Read the data and repeat all of it exactly.
::: Provided material
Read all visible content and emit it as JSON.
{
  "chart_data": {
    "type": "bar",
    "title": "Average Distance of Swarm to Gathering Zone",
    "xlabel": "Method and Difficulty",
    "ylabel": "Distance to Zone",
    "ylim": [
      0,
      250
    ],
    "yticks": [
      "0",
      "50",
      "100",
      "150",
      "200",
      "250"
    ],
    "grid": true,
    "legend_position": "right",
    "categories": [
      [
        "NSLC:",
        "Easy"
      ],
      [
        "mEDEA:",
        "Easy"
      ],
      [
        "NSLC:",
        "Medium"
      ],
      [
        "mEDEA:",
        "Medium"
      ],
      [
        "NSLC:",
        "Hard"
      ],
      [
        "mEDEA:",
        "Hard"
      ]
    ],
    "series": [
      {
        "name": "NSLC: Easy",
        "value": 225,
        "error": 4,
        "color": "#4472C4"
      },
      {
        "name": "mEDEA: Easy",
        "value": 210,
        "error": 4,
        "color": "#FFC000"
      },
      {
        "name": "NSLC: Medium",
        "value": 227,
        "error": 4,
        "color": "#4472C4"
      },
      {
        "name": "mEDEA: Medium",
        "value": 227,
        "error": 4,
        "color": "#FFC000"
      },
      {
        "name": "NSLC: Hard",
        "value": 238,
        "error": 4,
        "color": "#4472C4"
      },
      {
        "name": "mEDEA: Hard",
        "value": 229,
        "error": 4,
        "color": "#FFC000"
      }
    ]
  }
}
::::::
**Solution:**
Read all visible content and emit it as JSON.
{
  "chart_data": {
    "type": "bar",
    "title": "Average Distance of Swarm to Gathering Zone",
    "xlabel": "Method and Difficulty",
    "ylabel": "Distance to Zone",
    "ylim": [
      0,
      250
    ],
    "yticks": [
      "0",
      "50",
      "100",
      "150",
      "200",
      "250"
    ],
    "grid": true,
    "legend_position": "right",
    "categories": [
      [
        "NSLC:",
        "Easy"
      ],
      [
        "mEDEA:",
        "Easy"
      ],
      [
        "NSLC:",
        "Medium"
      ],
      [
        "mEDEA:",
        "Medium"
      ],
      [
        "NSLC:",
        "Hard"
      ],
      [
        "mEDEA:",
        "Hard"
      ]
    ],
    "series": [
      {
        "name": "NSLC: Easy",
        "value": 225,
        "error": 4,
        "color": "#4472C4"
      },
      {
        "name": "mEDEA: Easy",
        "value": 210,
        "error": 4,
        "color": "#FFC000"
      },
      {
        "name": "NSLC: Medium",
        "value": 227,
        "error": 4,
        "color": "#4472C4"
      },
      {
        "name": "mEDEA: Medium",
        "value": 227,
        "error": 4,
        "color": "#FFC000"
      },
      {
        "name": "NSLC: Hard",
        "value": 238,
        "error": 4,
        "color": "#4472C4"
      },
      {
        "name": "mEDEA: Hard",
        "value": 229,
        "error": 4,
        "color": "#FFC000"
      }
    ]
  }
}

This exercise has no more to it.